:: Given task ::
Collect the lines of the entries where "value" shows up.

--- start Data shown ---

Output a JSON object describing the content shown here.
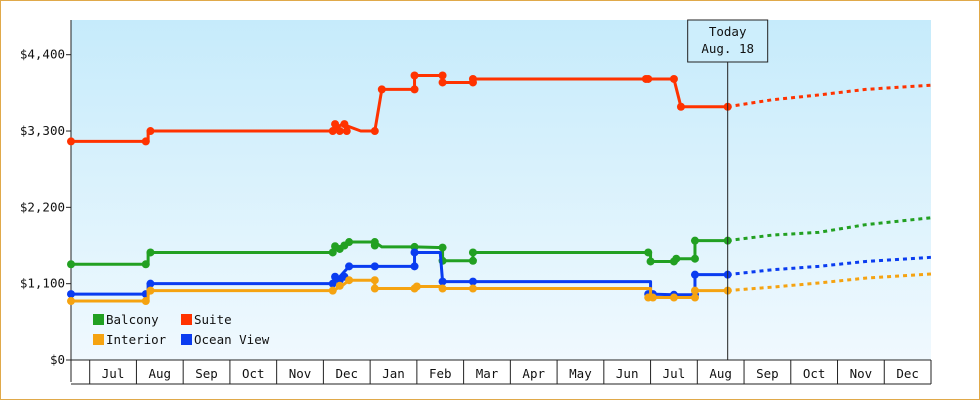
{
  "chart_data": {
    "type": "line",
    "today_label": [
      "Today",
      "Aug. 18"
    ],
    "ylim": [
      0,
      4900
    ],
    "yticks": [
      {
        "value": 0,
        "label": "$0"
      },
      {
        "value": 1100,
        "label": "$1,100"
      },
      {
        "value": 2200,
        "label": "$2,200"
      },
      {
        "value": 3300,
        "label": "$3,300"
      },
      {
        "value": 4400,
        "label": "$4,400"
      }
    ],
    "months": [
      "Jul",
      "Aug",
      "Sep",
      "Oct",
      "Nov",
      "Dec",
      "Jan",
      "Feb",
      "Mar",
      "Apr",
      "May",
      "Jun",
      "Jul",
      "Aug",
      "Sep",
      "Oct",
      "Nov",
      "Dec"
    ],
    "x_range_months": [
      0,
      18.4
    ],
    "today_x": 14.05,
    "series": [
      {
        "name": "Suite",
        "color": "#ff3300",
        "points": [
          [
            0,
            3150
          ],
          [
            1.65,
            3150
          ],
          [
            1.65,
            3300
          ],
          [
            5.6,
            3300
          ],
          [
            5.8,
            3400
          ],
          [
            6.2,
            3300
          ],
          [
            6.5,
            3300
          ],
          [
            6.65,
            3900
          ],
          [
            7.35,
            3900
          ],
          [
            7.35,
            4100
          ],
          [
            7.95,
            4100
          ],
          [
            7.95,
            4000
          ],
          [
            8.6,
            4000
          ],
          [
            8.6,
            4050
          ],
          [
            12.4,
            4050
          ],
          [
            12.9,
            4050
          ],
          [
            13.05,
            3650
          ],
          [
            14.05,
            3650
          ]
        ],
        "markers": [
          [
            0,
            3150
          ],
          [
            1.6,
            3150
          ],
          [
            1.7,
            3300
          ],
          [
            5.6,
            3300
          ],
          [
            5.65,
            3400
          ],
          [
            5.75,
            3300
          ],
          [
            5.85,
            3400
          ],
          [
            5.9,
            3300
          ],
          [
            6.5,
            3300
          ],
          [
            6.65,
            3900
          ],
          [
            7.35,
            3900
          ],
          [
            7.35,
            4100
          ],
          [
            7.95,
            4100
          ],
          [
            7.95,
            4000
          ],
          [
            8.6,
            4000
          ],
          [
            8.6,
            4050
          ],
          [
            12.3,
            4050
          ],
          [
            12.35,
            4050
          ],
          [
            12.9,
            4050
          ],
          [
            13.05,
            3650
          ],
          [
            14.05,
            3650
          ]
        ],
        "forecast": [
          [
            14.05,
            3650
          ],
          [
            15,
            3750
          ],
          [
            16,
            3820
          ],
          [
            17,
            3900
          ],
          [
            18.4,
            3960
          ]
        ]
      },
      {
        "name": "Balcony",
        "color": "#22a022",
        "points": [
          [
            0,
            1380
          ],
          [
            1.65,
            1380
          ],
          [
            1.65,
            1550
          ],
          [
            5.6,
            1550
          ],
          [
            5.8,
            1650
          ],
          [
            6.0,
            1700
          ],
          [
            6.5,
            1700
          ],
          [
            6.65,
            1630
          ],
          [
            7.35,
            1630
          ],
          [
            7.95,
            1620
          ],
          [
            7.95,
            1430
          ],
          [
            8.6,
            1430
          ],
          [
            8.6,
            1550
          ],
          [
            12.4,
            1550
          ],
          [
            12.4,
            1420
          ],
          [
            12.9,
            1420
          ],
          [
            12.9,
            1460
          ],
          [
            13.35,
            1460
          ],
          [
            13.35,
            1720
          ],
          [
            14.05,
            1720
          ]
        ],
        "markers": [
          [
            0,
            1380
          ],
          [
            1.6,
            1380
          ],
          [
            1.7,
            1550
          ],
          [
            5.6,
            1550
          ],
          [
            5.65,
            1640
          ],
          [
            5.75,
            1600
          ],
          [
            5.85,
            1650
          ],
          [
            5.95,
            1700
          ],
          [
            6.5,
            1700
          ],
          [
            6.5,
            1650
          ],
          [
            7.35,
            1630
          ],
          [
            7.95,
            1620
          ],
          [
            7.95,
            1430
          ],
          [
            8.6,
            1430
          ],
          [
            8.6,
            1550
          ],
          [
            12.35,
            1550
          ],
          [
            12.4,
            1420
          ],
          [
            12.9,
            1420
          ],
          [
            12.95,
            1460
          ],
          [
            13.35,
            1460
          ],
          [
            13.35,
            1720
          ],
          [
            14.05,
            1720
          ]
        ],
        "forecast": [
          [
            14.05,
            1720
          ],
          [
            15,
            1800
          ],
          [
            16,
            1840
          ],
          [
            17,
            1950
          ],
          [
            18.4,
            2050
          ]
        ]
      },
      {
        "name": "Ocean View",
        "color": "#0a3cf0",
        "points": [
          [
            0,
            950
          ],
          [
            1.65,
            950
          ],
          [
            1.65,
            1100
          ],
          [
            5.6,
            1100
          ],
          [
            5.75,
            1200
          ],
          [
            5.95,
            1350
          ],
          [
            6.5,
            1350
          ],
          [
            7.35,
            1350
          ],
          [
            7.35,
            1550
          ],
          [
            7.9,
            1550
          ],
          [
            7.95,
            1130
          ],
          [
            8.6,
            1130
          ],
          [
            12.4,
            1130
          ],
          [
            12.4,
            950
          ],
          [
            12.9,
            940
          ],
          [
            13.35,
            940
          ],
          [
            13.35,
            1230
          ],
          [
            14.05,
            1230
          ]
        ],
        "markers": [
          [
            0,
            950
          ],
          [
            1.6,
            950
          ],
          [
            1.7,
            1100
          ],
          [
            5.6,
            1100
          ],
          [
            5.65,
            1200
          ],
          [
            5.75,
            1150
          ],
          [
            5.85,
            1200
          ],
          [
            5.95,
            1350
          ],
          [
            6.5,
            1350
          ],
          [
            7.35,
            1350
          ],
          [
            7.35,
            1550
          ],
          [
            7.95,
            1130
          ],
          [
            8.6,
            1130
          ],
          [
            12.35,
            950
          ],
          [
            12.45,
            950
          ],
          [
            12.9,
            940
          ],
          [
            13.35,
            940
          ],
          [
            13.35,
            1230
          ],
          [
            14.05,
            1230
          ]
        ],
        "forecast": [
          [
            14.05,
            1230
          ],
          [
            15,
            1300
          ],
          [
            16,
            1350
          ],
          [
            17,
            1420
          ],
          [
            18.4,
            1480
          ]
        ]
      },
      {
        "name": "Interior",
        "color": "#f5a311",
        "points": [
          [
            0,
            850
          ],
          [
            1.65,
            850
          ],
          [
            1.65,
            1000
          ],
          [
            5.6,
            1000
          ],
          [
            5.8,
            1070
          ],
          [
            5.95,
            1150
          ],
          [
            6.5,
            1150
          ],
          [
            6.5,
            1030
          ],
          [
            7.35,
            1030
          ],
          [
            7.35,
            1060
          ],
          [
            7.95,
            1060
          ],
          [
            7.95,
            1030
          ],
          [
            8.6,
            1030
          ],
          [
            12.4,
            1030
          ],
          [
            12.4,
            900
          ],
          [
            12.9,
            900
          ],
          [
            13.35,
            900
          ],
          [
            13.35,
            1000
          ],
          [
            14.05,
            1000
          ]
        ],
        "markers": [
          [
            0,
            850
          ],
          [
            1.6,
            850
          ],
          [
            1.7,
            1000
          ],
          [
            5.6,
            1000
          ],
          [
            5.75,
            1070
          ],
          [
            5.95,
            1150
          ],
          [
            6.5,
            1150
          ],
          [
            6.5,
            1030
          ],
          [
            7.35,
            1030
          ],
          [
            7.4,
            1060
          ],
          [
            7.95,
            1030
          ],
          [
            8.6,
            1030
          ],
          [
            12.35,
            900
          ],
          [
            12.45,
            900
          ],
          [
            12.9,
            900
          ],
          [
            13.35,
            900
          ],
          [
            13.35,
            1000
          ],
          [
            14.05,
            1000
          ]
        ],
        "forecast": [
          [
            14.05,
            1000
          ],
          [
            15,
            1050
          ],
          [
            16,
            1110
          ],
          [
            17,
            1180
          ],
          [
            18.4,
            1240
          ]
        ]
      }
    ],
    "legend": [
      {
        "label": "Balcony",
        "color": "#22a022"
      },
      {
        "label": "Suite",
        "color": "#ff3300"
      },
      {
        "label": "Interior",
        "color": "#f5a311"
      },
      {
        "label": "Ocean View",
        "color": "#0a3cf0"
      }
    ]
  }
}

--- end Data shown ---

:: Result for this exercise ::
        "value": 0,
        "value": 1100,
        "value": 2200,
        "value": 3300,
        "value": 4400,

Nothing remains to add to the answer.